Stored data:
########################################

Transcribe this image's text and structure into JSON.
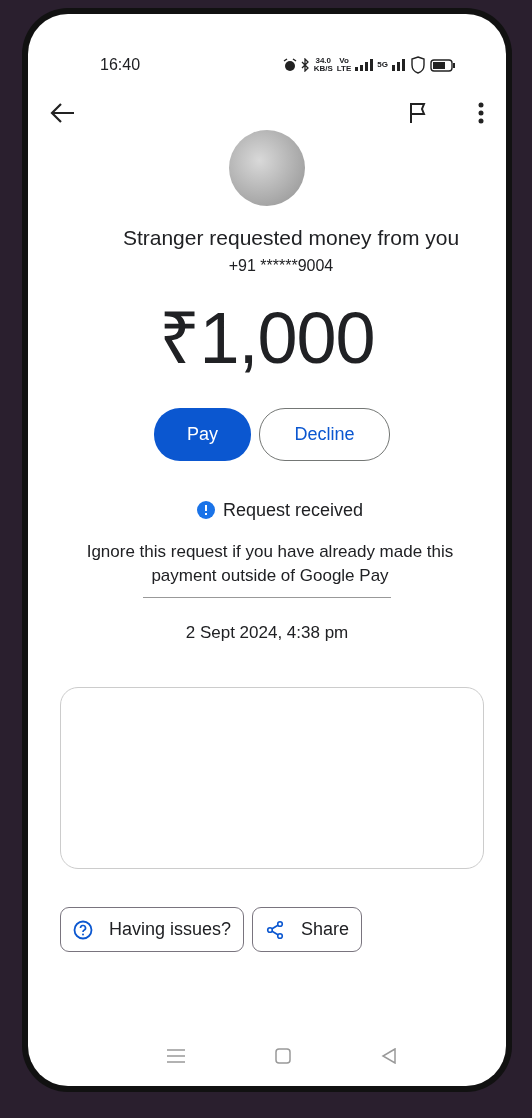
{
  "status_bar": {
    "time": "16:40",
    "speed_value": "34.0",
    "speed_unit": "KB/S",
    "volte_top": "Vo",
    "volte_bottom": "LTE",
    "network": "5G"
  },
  "request": {
    "requester": "Stranger",
    "message": "requested money from you",
    "phone": "+91 ******9004",
    "amount": "₹1,000"
  },
  "buttons": [
    {
      "label": "Pay",
      "kind": "primary"
    },
    {
      "label": "Decline",
      "kind": "outline"
    }
  ],
  "status": {
    "label": "Request received"
  },
  "note": "Ignore this request if you have already made this payment outside of Google Pay",
  "date": "2 Sept 2024, 4:38 pm",
  "actions": [
    {
      "label": "Having issues?",
      "kind": "help"
    },
    {
      "label": "Share",
      "kind": "share"
    }
  ]
}
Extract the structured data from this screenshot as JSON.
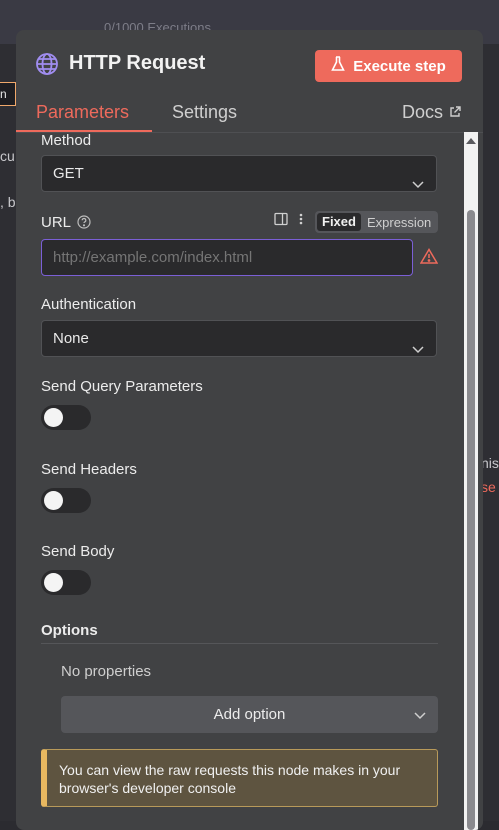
{
  "background": {
    "executions": "0/1000 Executions",
    "left_tab": "n",
    "left_frag_1": "cu",
    "left_frag_2": ", b",
    "right_frag_1": "nis",
    "right_frag_2": "se"
  },
  "header": {
    "title": "HTTP Request",
    "node_icon": "globe-icon",
    "execute_label": "Execute step",
    "execute_icon": "flask-icon"
  },
  "tabs": [
    {
      "label": "Parameters",
      "active": true
    },
    {
      "label": "Settings",
      "active": false
    }
  ],
  "docs_label": "Docs",
  "fields": {
    "method": {
      "label": "Method",
      "value": "GET"
    },
    "url": {
      "label": "URL",
      "placeholder": "http://example.com/index.html",
      "mode_fixed": "Fixed",
      "mode_expression": "Expression"
    },
    "authentication": {
      "label": "Authentication",
      "value": "None"
    },
    "send_query": {
      "label": "Send Query Parameters",
      "enabled": false
    },
    "send_headers": {
      "label": "Send Headers",
      "enabled": false
    },
    "send_body": {
      "label": "Send Body",
      "enabled": false
    }
  },
  "options": {
    "label": "Options",
    "empty_text": "No properties",
    "add_label": "Add option"
  },
  "notice": "You can view the raw requests this node makes in your browser's developer console",
  "colors": {
    "accent": "#ee6a5c",
    "focus_border": "#7b5fd6",
    "warning": "#ee6a5c",
    "notice_bar": "#e8b860"
  }
}
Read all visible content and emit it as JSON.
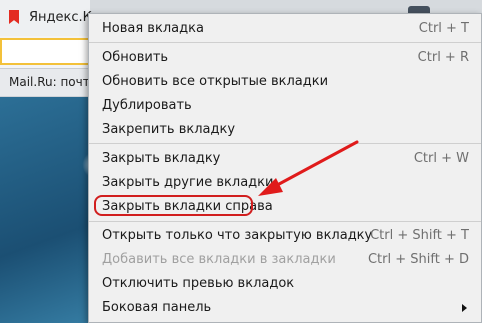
{
  "tabbar": {
    "active_tab_title": "Яндекс.Ко"
  },
  "bookmarks": {
    "item": "Mail.Ru: почт"
  },
  "menu": {
    "items": [
      {
        "label": "Новая вкладка",
        "shortcut": "Ctrl + T"
      },
      {
        "label": "Обновить",
        "shortcut": "Ctrl + R"
      },
      {
        "label": "Обновить все открытые вкладки",
        "shortcut": ""
      },
      {
        "label": "Дублировать",
        "shortcut": ""
      },
      {
        "label": "Закрепить вкладку",
        "shortcut": ""
      },
      {
        "label": "Закрыть вкладку",
        "shortcut": "Ctrl + W"
      },
      {
        "label": "Закрыть другие вкладки",
        "shortcut": ""
      },
      {
        "label": "Закрыть вкладки справа",
        "shortcut": ""
      },
      {
        "label": "Открыть только что закрытую вкладку",
        "shortcut": "Ctrl + Shift + T"
      },
      {
        "label": "Добавить все вкладки в закладки",
        "shortcut": "Ctrl + Shift + D",
        "disabled": true
      },
      {
        "label": "Отключить превью вкладок",
        "shortcut": ""
      },
      {
        "label": "Боковая панель",
        "shortcut": "",
        "submenu": true
      }
    ]
  },
  "annotation": {
    "highlight_color": "#d11e1e",
    "highlighted_item": "Закрыть вкладки справа"
  }
}
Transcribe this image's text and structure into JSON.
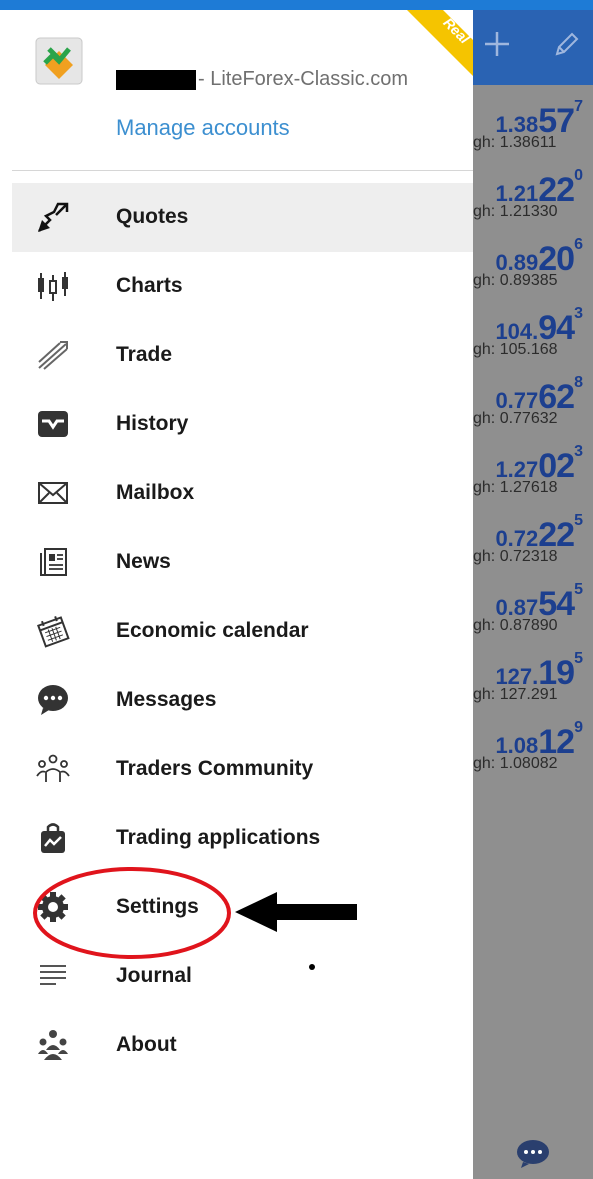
{
  "account": {
    "name_suffix": "- LiteForex-Classic.com",
    "manage_label": "Manage accounts",
    "badge": "Real"
  },
  "menu": {
    "items": [
      {
        "label": "Quotes",
        "icon": "quotes-icon",
        "selected": true
      },
      {
        "label": "Charts",
        "icon": "charts-icon"
      },
      {
        "label": "Trade",
        "icon": "trade-icon"
      },
      {
        "label": "History",
        "icon": "history-icon"
      },
      {
        "label": "Mailbox",
        "icon": "mailbox-icon"
      },
      {
        "label": "News",
        "icon": "news-icon"
      },
      {
        "label": "Economic calendar",
        "icon": "calendar-icon"
      },
      {
        "label": "Messages",
        "icon": "messages-icon"
      },
      {
        "label": "Traders Community",
        "icon": "community-icon"
      },
      {
        "label": "Trading applications",
        "icon": "applications-icon"
      },
      {
        "label": "Settings",
        "icon": "gear-icon"
      },
      {
        "label": "Journal",
        "icon": "journal-icon"
      },
      {
        "label": "About",
        "icon": "about-icon"
      }
    ]
  },
  "quotes": [
    {
      "p1": "1.38",
      "p2": "57",
      "p3": "7",
      "high": "gh: 1.38611"
    },
    {
      "p1": "1.21",
      "p2": "22",
      "p3": "0",
      "high": "gh: 1.21330"
    },
    {
      "p1": "0.89",
      "p2": "20",
      "p3": "6",
      "high": "gh: 0.89385"
    },
    {
      "p1": "104.",
      "p2": "94",
      "p3": "3",
      "high": "gh: 105.168"
    },
    {
      "p1": "0.77",
      "p2": "62",
      "p3": "8",
      "high": "gh: 0.77632"
    },
    {
      "p1": "1.27",
      "p2": "02",
      "p3": "3",
      "high": "gh: 1.27618"
    },
    {
      "p1": "0.72",
      "p2": "22",
      "p3": "5",
      "high": "gh: 0.72318"
    },
    {
      "p1": "0.87",
      "p2": "54",
      "p3": "5",
      "high": "gh: 0.87890"
    },
    {
      "p1": "127.",
      "p2": "19",
      "p3": "5",
      "high": "gh: 127.291"
    },
    {
      "p1": "1.08",
      "p2": "12",
      "p3": "9",
      "high": "gh: 1.08082"
    }
  ],
  "colors": {
    "accent_blue": "#1e7bd6",
    "header_blue": "#2a63b3",
    "price_blue": "#1c3f8f",
    "annotation_red": "#e0141c",
    "badge_gold": "#f5c400"
  }
}
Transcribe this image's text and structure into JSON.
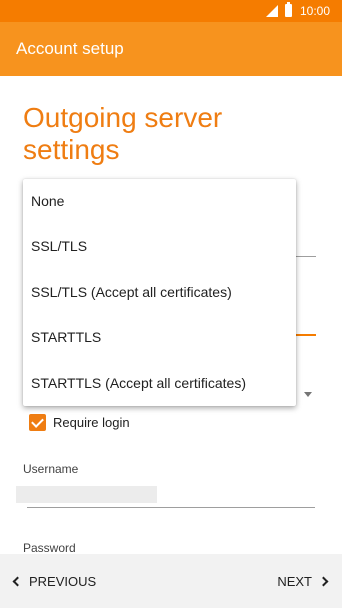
{
  "status_bar": {
    "time": "10:00",
    "icons": [
      "signal-icon",
      "battery-icon"
    ]
  },
  "app_bar": {
    "title": "Account setup"
  },
  "page": {
    "title": "Outgoing server settings"
  },
  "form": {
    "require_login_label": "Require login",
    "require_login_checked": true,
    "username_label": "Username",
    "password_label": "Password"
  },
  "security_dropdown": {
    "options": [
      "None",
      "SSL/TLS",
      "SSL/TLS (Accept all certificates)",
      "STARTTLS",
      "STARTTLS (Accept all certificates)"
    ]
  },
  "bottom_nav": {
    "previous_label": "PREVIOUS",
    "next_label": "NEXT"
  },
  "colors": {
    "accent": "#f7931e",
    "status_bar": "#f57c00",
    "title_text": "#ef7d12",
    "bottom_bar": "#f2f2f2"
  }
}
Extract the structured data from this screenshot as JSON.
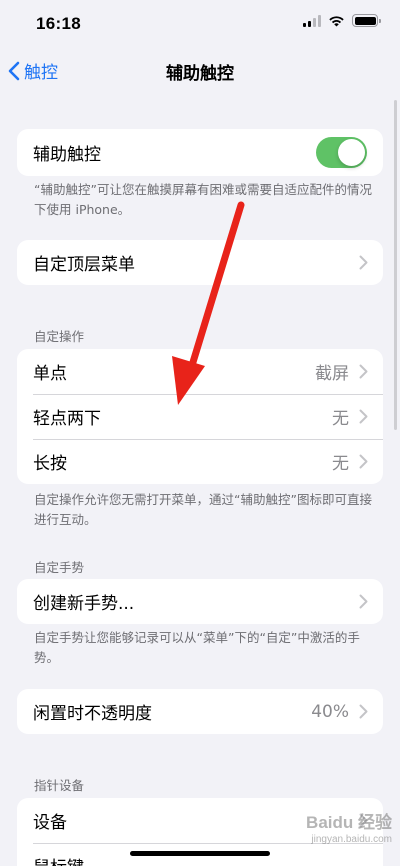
{
  "status_bar": {
    "time": "16:18"
  },
  "nav": {
    "back_label": "触控",
    "title": "辅助触控"
  },
  "assistive_touch": {
    "label": "辅助触控",
    "toggle_on": true,
    "toggle_color": "#5fc266",
    "footer": "“辅助触控”可让您在触摸屏幕有困难或需要自适应配件的情况下使用 iPhone。"
  },
  "top_menu": {
    "label": "自定顶层菜单"
  },
  "custom_actions": {
    "header": "自定操作",
    "rows": [
      {
        "label": "单点",
        "value": "截屏"
      },
      {
        "label": "轻点两下",
        "value": "无"
      },
      {
        "label": "长按",
        "value": "无"
      }
    ],
    "footer": "自定操作允许您无需打开菜单，通过“辅助触控”图标即可直接进行互动。"
  },
  "custom_gestures": {
    "header": "自定手势",
    "create_label": "创建新手势...",
    "footer": "自定手势让您能够记录可以从“菜单”下的“自定”中激活的手势。"
  },
  "idle_opacity": {
    "label": "闲置时不透明度",
    "value": "40%"
  },
  "pointer_devices": {
    "header": "指针设备",
    "rows": [
      {
        "label": "设备"
      },
      {
        "label": "鼠标键"
      }
    ]
  },
  "watermark": {
    "brand": "Baidu 经验",
    "sub": "jingyan.baidu.com"
  },
  "accent_color": "#1e74f5",
  "annotation_arrow_color": "#e8231a"
}
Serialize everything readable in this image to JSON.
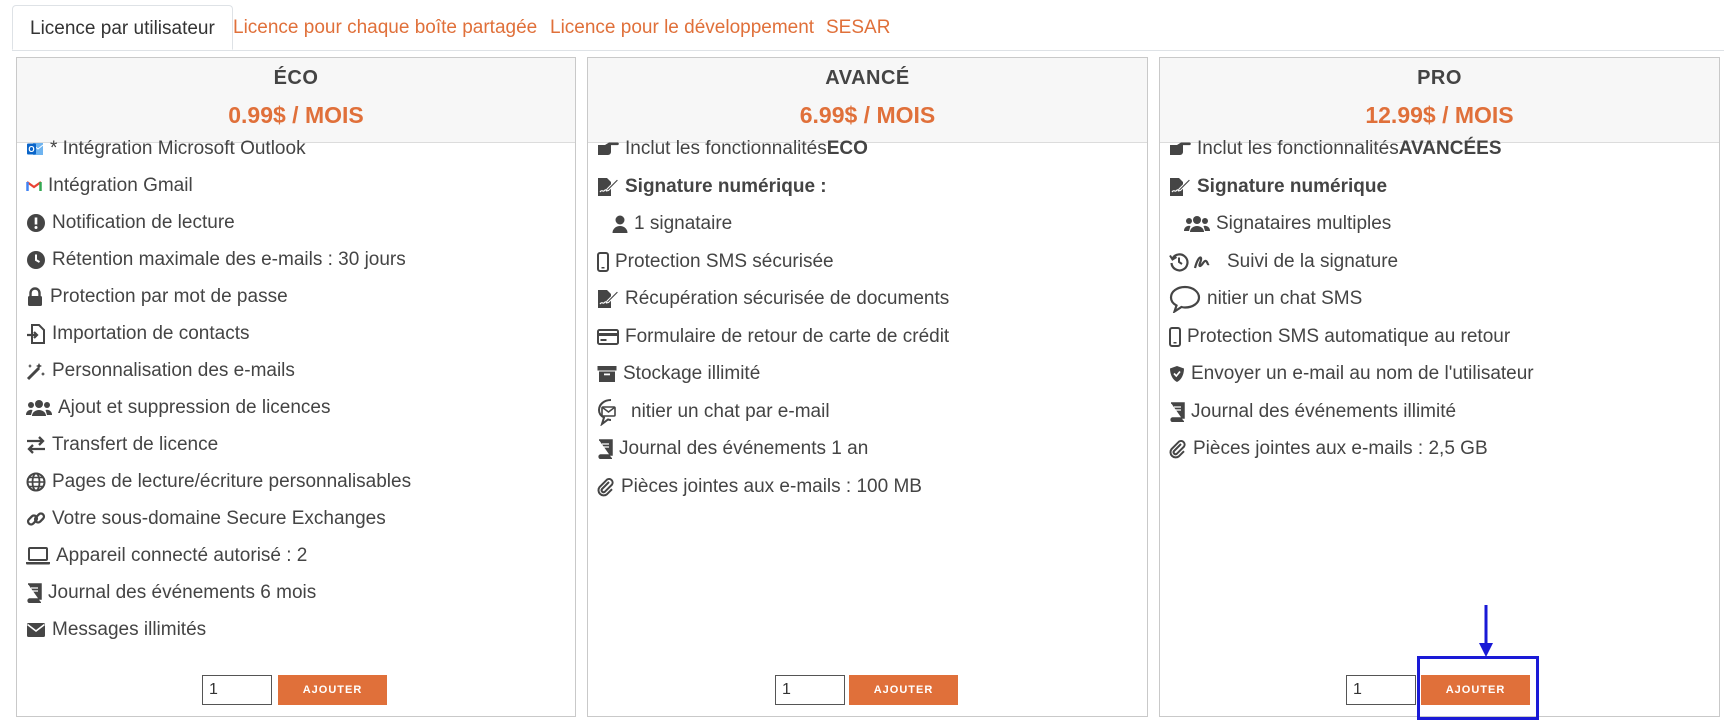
{
  "tabs": [
    {
      "label": "Licence par utilisateur",
      "active": true
    },
    {
      "label": "Licence pour chaque boîte partagée",
      "active": false
    },
    {
      "label": "Licence pour le développement",
      "active": false
    },
    {
      "label": "SESAR",
      "active": false
    }
  ],
  "plans": [
    {
      "name": "ÉCO",
      "price": "0.99$ / MOIS",
      "quantity": "1",
      "button": "AJOUTER",
      "features": [
        {
          "icon": "outlook-icon",
          "text": "* Intégration Microsoft Outlook"
        },
        {
          "icon": "gmail-icon",
          "text": "Intégration Gmail"
        },
        {
          "icon": "exclamation-circle-icon",
          "text": "Notification de lecture"
        },
        {
          "icon": "clock-icon",
          "text": "Rétention maximale des e-mails : 30 jours"
        },
        {
          "icon": "lock-icon",
          "text": "Protection par mot de passe"
        },
        {
          "icon": "file-import-icon",
          "text": "Importation de contacts"
        },
        {
          "icon": "magic-wand-icon",
          "text": "Personnalisation des e-mails"
        },
        {
          "icon": "users-icon",
          "text": "Ajout et suppression de licences"
        },
        {
          "icon": "exchange-arrows-icon",
          "text": "Transfert de licence"
        },
        {
          "icon": "globe-icon",
          "text": "Pages de lecture/écriture personnalisables"
        },
        {
          "icon": "link-icon",
          "text": "Votre sous-domaine Secure Exchanges"
        },
        {
          "icon": "laptop-icon",
          "text": "Appareil connecté autorisé : 2"
        },
        {
          "icon": "book-icon",
          "text": "Journal des événements 6 mois"
        },
        {
          "icon": "envelope-icon",
          "text": "Messages illimités"
        }
      ]
    },
    {
      "name": "AVANCÉ",
      "price": "6.99$ / MOIS",
      "quantity": "1",
      "button": "AJOUTER",
      "features": [
        {
          "icon": "hand-point-right-icon",
          "text": "Inclut les fonctionnalités ",
          "bold": "ECO"
        },
        {
          "icon": "file-signature-icon",
          "text": "",
          "bold": "Signature numérique :"
        },
        {
          "icon": "user-icon",
          "text": "1 signataire",
          "indent": true
        },
        {
          "icon": "mobile-icon",
          "text": "Protection SMS sécurisée"
        },
        {
          "icon": "file-signature-icon",
          "text": "Récupération sécurisée de documents"
        },
        {
          "icon": "credit-card-icon",
          "text": "Formulaire de retour de carte de crédit"
        },
        {
          "icon": "archive-box-icon",
          "text": "Stockage illimité"
        },
        {
          "icon": "comment-envelope-icon",
          "text": "nitier un chat par e-mail"
        },
        {
          "icon": "book-icon",
          "text": "Journal des événements 1 an"
        },
        {
          "icon": "paperclip-icon",
          "text": "Pièces jointes aux e-mails : 100 MB"
        }
      ]
    },
    {
      "name": "PRO",
      "price": "12.99$ / MOIS",
      "quantity": "1",
      "button": "AJOUTER",
      "features": [
        {
          "icon": "hand-point-right-icon",
          "text": "Inclut les fonctionnalités ",
          "bold": "AVANCÉES"
        },
        {
          "icon": "file-signature-icon",
          "text": "",
          "bold": "Signature numérique"
        },
        {
          "icon": "users-icon",
          "text": "Signataires multiples",
          "indent": true
        },
        {
          "icon": "history-signature-icon",
          "text": "Suivi de la signature"
        },
        {
          "icon": "comment-icon",
          "text": "nitier un chat SMS"
        },
        {
          "icon": "mobile-icon",
          "text": "Protection SMS automatique au retour"
        },
        {
          "icon": "shield-icon",
          "text": "Envoyer un e-mail au nom de l'utilisateur"
        },
        {
          "icon": "book-icon",
          "text": "Journal des événements illimité"
        },
        {
          "icon": "paperclip-icon",
          "text": "Pièces jointes aux e-mails : 2,5 GB"
        }
      ]
    }
  ],
  "colors": {
    "accent": "#e0703a",
    "highlight": "#1a1ad6"
  }
}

########################################

| EXERCISE DESCRIPTION |
Search the data for the string "Закрыть". List each line that has it.

| RIGHT ANSWER |
        "label": "Закрыть вкладку",
        "label": "Закрыть другие вкладки",
        "label": "Закрыть вкладки справа",
    "highlighted_item": "Закрыть вкладки справа"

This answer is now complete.